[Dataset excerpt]
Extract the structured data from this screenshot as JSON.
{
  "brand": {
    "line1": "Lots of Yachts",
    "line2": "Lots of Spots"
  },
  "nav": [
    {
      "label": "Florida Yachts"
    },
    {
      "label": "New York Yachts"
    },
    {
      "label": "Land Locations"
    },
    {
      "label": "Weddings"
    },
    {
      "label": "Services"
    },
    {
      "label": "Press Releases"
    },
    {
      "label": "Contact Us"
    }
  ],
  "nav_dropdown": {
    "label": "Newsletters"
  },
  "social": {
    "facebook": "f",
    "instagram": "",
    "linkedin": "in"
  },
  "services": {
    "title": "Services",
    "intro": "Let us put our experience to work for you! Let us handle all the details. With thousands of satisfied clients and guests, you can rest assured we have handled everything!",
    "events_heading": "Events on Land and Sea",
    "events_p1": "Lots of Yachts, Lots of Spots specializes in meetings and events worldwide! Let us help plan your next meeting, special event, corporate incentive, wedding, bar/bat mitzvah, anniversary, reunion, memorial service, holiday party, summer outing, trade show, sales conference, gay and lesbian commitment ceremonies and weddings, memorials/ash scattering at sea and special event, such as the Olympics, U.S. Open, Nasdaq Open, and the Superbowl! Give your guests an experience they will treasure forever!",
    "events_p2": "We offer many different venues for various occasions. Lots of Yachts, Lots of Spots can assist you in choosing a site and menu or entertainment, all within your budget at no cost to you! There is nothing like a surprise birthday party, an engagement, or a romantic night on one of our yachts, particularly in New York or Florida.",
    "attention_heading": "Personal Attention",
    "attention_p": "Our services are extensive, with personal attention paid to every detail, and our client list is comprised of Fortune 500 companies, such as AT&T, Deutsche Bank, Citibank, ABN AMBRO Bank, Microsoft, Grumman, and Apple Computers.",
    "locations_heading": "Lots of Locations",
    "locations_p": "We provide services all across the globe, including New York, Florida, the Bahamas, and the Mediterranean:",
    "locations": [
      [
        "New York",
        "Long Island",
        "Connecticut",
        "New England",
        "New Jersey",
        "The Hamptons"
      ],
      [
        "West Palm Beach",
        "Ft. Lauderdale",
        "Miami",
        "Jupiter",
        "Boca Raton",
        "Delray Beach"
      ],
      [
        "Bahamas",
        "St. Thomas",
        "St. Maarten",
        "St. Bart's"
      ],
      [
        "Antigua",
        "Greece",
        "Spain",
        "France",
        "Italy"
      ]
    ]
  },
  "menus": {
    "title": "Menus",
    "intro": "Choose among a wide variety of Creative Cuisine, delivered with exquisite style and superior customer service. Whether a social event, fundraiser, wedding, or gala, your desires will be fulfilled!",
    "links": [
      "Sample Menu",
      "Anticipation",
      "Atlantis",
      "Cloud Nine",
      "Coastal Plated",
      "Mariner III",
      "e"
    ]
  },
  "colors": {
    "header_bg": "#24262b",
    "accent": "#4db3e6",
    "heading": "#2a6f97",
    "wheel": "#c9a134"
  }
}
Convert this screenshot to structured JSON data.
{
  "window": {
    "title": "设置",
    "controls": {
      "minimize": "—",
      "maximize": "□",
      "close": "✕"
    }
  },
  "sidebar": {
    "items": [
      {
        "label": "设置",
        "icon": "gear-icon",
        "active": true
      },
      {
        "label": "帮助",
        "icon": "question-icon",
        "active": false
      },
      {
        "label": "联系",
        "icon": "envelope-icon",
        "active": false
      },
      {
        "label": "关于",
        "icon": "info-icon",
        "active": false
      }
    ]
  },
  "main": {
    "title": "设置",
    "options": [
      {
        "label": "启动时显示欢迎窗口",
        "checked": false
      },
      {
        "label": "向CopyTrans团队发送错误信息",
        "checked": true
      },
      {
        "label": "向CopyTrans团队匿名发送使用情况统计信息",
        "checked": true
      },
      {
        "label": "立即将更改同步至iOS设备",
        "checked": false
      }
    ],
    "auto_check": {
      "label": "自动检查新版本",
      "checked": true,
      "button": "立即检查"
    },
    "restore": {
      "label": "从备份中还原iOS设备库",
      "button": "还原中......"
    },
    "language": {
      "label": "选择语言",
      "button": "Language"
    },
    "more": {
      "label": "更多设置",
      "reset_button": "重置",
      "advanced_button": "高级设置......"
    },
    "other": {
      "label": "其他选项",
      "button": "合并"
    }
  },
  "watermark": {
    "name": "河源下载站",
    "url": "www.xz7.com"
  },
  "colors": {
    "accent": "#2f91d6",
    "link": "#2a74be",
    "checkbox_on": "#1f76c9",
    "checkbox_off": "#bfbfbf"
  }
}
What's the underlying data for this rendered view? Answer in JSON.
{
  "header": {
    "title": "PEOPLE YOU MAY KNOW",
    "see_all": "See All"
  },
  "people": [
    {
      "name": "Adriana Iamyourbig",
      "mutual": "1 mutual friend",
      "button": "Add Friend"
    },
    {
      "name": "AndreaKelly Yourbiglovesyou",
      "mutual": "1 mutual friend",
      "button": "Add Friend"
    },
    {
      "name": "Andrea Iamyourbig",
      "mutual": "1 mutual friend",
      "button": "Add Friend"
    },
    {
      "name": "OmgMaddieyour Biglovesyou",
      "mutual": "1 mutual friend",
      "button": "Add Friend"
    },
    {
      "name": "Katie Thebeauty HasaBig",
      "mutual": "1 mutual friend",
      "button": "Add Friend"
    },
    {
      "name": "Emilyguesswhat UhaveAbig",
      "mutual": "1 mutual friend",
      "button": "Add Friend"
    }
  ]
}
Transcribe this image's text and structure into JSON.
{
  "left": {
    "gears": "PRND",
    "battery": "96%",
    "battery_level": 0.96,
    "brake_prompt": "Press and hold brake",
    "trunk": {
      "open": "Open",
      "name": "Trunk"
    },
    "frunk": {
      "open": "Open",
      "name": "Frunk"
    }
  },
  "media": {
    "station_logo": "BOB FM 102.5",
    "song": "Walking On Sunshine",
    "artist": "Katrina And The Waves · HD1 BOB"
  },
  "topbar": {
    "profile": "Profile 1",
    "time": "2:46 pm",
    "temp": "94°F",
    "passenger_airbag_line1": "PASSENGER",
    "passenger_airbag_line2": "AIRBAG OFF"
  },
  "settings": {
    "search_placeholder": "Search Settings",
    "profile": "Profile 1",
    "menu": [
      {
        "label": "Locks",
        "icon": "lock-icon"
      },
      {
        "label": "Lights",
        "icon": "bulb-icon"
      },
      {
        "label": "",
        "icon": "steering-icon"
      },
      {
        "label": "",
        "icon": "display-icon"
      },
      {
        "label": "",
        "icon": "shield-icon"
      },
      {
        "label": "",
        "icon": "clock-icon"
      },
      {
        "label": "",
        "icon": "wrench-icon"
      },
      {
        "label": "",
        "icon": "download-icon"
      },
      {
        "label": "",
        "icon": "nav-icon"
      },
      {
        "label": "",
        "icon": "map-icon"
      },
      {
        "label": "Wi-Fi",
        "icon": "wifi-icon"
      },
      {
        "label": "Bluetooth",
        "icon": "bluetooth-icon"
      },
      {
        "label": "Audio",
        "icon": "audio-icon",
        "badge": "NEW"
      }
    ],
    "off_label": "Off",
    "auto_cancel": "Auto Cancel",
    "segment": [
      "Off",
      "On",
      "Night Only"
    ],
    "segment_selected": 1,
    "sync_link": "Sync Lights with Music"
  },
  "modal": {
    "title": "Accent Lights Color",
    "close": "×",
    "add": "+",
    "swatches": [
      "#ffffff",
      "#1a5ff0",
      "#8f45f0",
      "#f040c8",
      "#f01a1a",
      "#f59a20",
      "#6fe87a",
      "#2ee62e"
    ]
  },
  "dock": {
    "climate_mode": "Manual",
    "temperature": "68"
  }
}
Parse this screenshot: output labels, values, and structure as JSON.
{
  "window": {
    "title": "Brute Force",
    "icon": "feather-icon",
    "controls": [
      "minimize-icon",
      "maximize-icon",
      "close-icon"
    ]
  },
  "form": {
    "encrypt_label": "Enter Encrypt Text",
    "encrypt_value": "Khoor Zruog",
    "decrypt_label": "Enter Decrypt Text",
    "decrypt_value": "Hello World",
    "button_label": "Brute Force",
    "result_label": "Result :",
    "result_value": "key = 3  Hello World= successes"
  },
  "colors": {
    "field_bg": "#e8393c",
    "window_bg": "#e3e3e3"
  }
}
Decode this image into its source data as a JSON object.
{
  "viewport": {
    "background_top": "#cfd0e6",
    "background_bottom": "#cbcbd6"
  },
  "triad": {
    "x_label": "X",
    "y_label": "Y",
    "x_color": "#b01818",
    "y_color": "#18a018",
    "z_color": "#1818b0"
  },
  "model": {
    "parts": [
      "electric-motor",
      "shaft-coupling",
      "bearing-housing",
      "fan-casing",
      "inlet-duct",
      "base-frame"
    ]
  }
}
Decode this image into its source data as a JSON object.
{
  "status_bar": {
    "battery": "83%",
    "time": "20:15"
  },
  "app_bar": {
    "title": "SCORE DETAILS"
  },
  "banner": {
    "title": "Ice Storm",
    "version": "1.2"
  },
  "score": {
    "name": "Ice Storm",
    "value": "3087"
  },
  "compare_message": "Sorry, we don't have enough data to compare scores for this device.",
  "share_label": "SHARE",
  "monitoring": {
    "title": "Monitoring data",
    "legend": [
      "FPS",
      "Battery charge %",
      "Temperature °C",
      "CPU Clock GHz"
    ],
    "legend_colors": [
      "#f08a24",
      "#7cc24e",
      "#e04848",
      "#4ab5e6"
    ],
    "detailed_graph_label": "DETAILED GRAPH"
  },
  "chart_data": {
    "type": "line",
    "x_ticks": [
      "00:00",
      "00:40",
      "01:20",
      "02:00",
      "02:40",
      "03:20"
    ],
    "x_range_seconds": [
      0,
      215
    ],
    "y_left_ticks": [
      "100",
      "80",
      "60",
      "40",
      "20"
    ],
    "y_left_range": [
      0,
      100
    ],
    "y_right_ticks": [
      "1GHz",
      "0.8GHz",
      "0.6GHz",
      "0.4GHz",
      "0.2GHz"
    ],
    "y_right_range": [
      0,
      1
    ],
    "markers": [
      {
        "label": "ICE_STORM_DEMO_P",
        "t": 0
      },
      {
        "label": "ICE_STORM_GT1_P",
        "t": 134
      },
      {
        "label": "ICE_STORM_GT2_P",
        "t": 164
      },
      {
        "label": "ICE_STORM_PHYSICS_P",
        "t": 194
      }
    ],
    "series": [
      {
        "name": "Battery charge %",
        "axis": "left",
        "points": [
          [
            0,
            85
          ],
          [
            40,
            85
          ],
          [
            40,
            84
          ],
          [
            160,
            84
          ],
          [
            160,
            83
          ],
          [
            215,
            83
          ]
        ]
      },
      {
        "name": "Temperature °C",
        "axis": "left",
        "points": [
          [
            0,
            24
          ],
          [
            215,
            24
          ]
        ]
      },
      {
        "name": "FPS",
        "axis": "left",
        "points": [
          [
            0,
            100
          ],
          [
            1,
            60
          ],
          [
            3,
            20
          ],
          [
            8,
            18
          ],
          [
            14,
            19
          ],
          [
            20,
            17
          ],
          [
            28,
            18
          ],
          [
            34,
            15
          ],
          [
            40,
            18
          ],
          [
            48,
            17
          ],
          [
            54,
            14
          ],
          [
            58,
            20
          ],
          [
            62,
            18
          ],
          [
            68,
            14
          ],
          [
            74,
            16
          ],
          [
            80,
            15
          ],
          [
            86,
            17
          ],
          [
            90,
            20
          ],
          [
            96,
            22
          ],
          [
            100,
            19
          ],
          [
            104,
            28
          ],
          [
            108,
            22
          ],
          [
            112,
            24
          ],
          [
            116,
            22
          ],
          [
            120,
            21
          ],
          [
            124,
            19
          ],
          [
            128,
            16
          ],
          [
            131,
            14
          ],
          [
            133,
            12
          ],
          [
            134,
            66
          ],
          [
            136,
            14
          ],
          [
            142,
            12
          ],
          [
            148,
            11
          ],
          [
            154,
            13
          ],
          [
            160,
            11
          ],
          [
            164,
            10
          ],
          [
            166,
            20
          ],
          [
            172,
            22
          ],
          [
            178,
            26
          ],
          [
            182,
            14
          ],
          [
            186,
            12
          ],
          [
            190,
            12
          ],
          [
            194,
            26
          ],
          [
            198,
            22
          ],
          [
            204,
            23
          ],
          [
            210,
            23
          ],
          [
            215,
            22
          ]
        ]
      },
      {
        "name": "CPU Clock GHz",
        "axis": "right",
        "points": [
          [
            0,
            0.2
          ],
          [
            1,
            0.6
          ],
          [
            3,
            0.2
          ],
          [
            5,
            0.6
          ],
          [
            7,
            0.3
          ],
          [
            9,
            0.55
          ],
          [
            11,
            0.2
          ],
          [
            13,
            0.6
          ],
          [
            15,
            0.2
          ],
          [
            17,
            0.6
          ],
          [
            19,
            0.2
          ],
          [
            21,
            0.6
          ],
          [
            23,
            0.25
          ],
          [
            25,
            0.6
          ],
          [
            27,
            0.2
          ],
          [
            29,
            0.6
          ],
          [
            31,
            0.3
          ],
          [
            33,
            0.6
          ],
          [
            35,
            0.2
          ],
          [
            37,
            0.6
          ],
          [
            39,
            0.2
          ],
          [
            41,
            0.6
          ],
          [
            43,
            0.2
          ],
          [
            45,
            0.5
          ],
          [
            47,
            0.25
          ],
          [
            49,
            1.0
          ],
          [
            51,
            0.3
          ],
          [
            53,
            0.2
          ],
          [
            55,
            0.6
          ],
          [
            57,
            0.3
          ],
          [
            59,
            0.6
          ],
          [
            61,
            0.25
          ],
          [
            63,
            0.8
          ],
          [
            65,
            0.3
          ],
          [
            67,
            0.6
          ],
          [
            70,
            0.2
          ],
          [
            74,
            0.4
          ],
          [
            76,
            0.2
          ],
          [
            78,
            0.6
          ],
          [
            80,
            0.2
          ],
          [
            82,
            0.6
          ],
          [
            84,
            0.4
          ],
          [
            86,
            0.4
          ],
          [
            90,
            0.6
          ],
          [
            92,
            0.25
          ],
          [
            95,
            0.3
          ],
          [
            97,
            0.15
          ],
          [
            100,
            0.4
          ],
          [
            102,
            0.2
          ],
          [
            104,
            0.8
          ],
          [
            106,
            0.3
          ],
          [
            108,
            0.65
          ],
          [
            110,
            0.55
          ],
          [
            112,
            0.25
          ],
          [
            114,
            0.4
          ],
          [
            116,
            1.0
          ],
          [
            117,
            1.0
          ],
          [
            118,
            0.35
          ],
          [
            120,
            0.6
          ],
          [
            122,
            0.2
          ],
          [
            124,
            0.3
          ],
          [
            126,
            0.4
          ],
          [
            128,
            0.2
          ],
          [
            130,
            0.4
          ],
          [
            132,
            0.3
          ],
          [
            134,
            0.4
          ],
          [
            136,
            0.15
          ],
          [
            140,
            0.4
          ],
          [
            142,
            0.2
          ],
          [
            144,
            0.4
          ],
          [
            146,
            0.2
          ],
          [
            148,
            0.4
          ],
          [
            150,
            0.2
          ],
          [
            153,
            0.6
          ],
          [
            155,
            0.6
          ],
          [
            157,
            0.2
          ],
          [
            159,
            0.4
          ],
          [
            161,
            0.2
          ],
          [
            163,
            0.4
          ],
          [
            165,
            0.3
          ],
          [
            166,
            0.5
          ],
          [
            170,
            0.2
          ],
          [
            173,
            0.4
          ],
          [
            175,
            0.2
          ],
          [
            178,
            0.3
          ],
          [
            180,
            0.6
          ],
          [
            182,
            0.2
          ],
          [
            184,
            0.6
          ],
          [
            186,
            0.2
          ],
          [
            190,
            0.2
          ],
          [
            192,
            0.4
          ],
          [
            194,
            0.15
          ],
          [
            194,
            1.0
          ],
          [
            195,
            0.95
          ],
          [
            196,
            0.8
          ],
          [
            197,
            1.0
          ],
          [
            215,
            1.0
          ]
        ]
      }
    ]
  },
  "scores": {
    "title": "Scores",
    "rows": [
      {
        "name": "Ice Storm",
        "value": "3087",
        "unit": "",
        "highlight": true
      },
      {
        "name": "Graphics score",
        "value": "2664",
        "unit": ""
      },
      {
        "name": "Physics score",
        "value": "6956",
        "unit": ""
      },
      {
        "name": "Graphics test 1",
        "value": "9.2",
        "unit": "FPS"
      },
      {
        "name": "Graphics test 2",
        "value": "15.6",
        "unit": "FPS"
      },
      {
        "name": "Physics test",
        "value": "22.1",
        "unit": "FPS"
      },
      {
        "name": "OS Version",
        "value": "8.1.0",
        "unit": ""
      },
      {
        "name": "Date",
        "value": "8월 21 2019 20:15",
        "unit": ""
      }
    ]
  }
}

=== Exercise goal ===
Find every line above that contains the word "this", and return each one.

=== Solution to the exercise ===
Extract the structured data from this screenshot as JSON.
Convert this screenshot to structured JSON data.
What's the underlying data for this rendered view? Answer in JSON.
Transcribe this image's text and structure into JSON.
Parse this screenshot: output labels, values, and structure as JSON.
Decode this image into its source data as a JSON object.
Decode this image into its source data as a JSON object.
  "compare_message": "Sorry, we don't have enough data to compare scores for this device.",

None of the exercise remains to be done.